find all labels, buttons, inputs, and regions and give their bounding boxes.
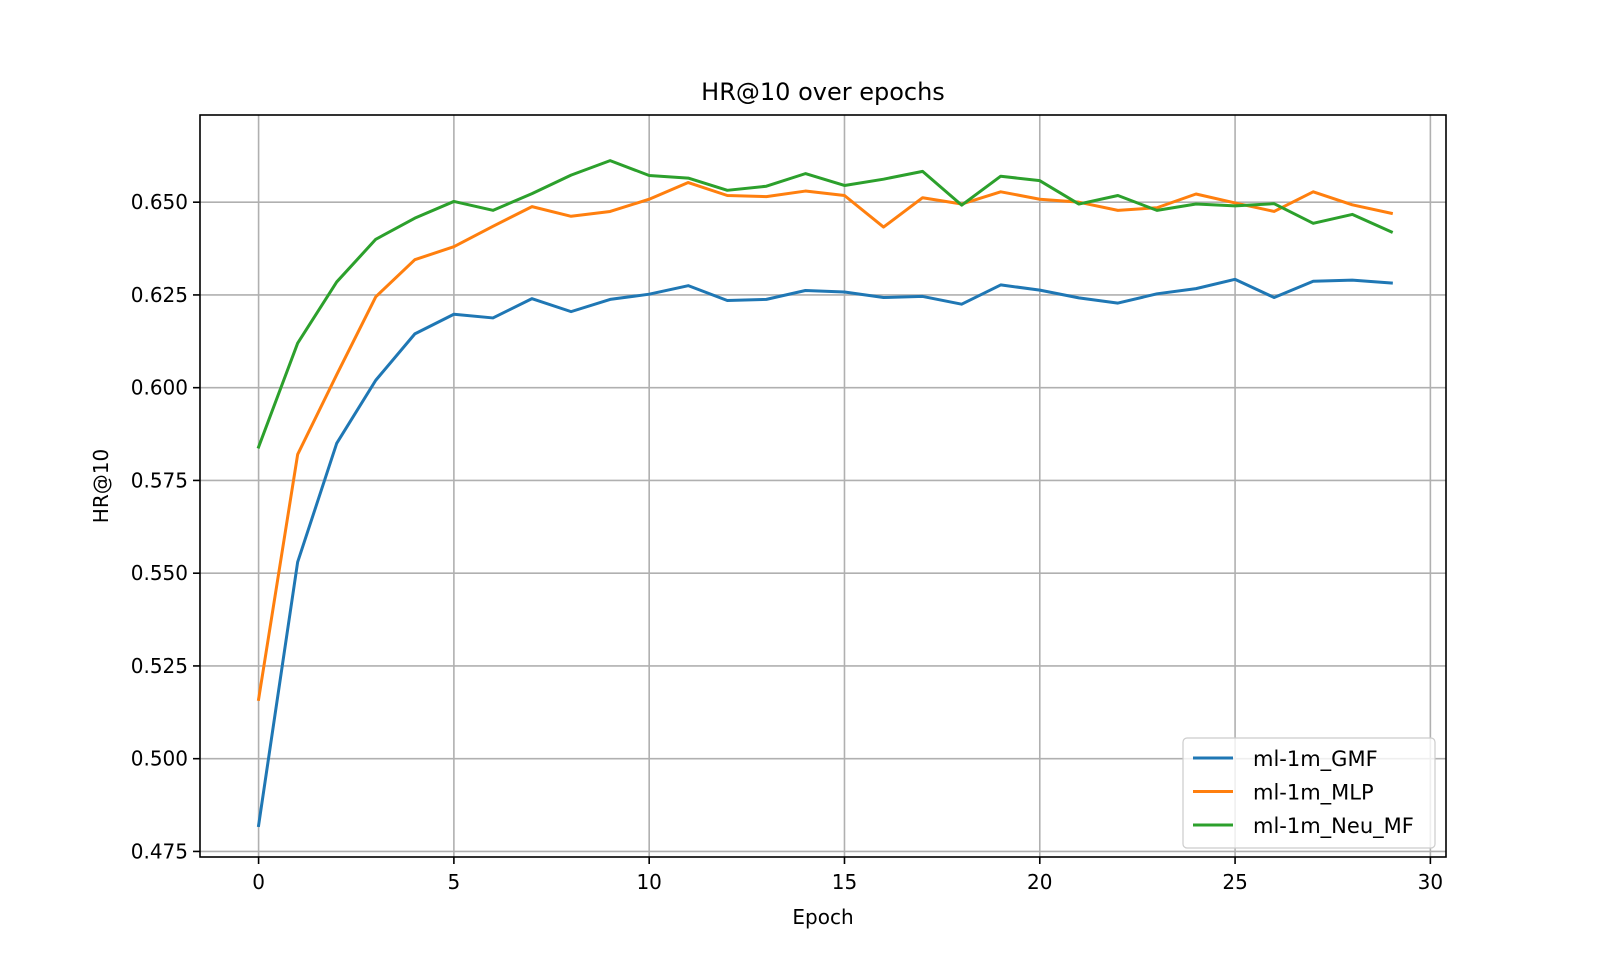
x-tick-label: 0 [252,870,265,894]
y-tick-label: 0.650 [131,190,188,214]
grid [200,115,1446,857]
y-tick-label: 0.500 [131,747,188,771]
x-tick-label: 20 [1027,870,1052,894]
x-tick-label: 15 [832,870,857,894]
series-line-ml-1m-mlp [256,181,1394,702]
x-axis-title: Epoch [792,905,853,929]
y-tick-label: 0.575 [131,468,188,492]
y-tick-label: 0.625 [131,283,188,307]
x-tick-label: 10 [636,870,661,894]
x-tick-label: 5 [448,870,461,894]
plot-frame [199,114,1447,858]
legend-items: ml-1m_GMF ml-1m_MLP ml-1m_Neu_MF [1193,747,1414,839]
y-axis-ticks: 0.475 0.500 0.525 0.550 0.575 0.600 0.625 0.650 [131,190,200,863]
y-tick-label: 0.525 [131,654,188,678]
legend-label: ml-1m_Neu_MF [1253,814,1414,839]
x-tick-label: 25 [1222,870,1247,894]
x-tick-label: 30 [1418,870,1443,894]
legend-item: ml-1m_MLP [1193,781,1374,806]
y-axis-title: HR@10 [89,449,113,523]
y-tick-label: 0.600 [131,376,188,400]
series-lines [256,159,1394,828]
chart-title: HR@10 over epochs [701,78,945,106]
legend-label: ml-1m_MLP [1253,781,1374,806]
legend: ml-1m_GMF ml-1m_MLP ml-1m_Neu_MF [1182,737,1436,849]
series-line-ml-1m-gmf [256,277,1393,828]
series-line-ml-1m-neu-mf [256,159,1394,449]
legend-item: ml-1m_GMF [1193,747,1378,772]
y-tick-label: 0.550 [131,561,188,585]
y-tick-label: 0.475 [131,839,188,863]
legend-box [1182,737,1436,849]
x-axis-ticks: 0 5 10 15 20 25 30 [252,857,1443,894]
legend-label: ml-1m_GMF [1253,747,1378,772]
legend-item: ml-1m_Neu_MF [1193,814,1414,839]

━━━━━━━━━━━━━━━━

DESCRIPTION OF THE TASK ->
Reproduce the material above line for line without any changes, leaving out the picture.

CORRECT RESULT ->
find all labels, buttons, inputs, and regions and give their bounding boxes.
x-tick-label: 0 [252,870,265,894]
y-tick-label: 0.650 [131,190,188,214]
grid [200,115,1446,857]
y-tick-label: 0.500 [131,747,188,771]
x-tick-label: 20 [1027,870,1052,894]
x-tick-label: 15 [832,870,857,894]
series-line-ml-1m-mlp [256,181,1394,702]
x-axis-title: Epoch [792,905,853,929]
y-tick-label: 0.575 [131,468,188,492]
y-tick-label: 0.625 [131,283,188,307]
x-tick-label: 10 [636,870,661,894]
x-tick-label: 5 [448,870,461,894]
plot-frame [199,114,1447,858]
legend-items: ml-1m_GMF ml-1m_MLP ml-1m_Neu_MF [1193,747,1414,839]
y-axis-ticks: 0.475 0.500 0.525 0.550 0.575 0.600 0.625 0.650 [131,190,200,863]
y-tick-label: 0.525 [131,654,188,678]
legend-label: ml-1m_Neu_MF [1253,814,1414,839]
x-tick-label: 25 [1222,870,1247,894]
x-tick-label: 30 [1418,870,1443,894]
legend-item: ml-1m_MLP [1193,781,1374,806]
y-axis-title: HR@10 [89,449,113,523]
y-tick-label: 0.600 [131,376,188,400]
series-lines [256,159,1394,828]
chart-title: HR@10 over epochs [701,78,945,106]
legend-label: ml-1m_MLP [1253,781,1374,806]
legend: ml-1m_GMF ml-1m_MLP ml-1m_Neu_MF [1182,737,1436,849]
series-line-ml-1m-gmf [256,277,1393,828]
series-line-ml-1m-neu-mf [256,159,1394,449]
legend-item: ml-1m_GMF [1193,747,1378,772]
y-tick-label: 0.550 [131,561,188,585]
y-tick-label: 0.475 [131,839,188,863]
legend-box [1182,737,1436,849]
x-axis-ticks: 0 5 10 15 20 25 30 [252,857,1443,894]
legend-label: ml-1m_GMF [1253,747,1378,772]
legend-item: ml-1m_Neu_MF [1193,814,1414,839]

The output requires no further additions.